[start Provided data]

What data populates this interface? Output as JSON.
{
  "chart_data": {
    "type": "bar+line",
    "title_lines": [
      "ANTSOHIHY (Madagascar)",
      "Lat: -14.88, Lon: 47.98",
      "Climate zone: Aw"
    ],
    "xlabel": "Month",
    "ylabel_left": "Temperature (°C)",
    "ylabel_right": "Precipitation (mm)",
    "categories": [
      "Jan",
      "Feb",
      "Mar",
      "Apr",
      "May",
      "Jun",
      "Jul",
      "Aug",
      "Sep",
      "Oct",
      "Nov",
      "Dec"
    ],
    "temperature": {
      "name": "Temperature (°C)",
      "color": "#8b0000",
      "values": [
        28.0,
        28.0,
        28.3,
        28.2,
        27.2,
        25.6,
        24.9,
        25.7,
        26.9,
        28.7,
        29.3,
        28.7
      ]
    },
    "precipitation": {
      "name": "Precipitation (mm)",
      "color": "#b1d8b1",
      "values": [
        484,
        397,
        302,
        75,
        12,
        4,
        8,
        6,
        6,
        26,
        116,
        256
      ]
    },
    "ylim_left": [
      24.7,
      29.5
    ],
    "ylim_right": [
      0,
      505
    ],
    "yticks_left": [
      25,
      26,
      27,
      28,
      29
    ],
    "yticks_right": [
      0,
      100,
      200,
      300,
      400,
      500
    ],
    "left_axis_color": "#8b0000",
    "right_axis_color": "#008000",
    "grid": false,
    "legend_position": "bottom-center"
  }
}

[end Provided data]

Objective -
Quote the material exactly, leaving nothing out.

Solution -
What data populates this interface? Output as JSON.
{
  "chart_data": {
    "type": "bar+line",
    "title_lines": [
      "ANTSOHIHY (Madagascar)",
      "Lat: -14.88, Lon: 47.98",
      "Climate zone: Aw"
    ],
    "xlabel": "Month",
    "ylabel_left": "Temperature (°C)",
    "ylabel_right": "Precipitation (mm)",
    "categories": [
      "Jan",
      "Feb",
      "Mar",
      "Apr",
      "May",
      "Jun",
      "Jul",
      "Aug",
      "Sep",
      "Oct",
      "Nov",
      "Dec"
    ],
    "temperature": {
      "name": "Temperature (°C)",
      "color": "#8b0000",
      "values": [
        28.0,
        28.0,
        28.3,
        28.2,
        27.2,
        25.6,
        24.9,
        25.7,
        26.9,
        28.7,
        29.3,
        28.7
      ]
    },
    "precipitation": {
      "name": "Precipitation (mm)",
      "color": "#b1d8b1",
      "values": [
        484,
        397,
        302,
        75,
        12,
        4,
        8,
        6,
        6,
        26,
        116,
        256
      ]
    },
    "ylim_left": [
      24.7,
      29.5
    ],
    "ylim_right": [
      0,
      505
    ],
    "yticks_left": [
      25,
      26,
      27,
      28,
      29
    ],
    "yticks_right": [
      0,
      100,
      200,
      300,
      400,
      500
    ],
    "left_axis_color": "#8b0000",
    "right_axis_color": "#008000",
    "grid": false,
    "legend_position": "bottom-center"
  }
}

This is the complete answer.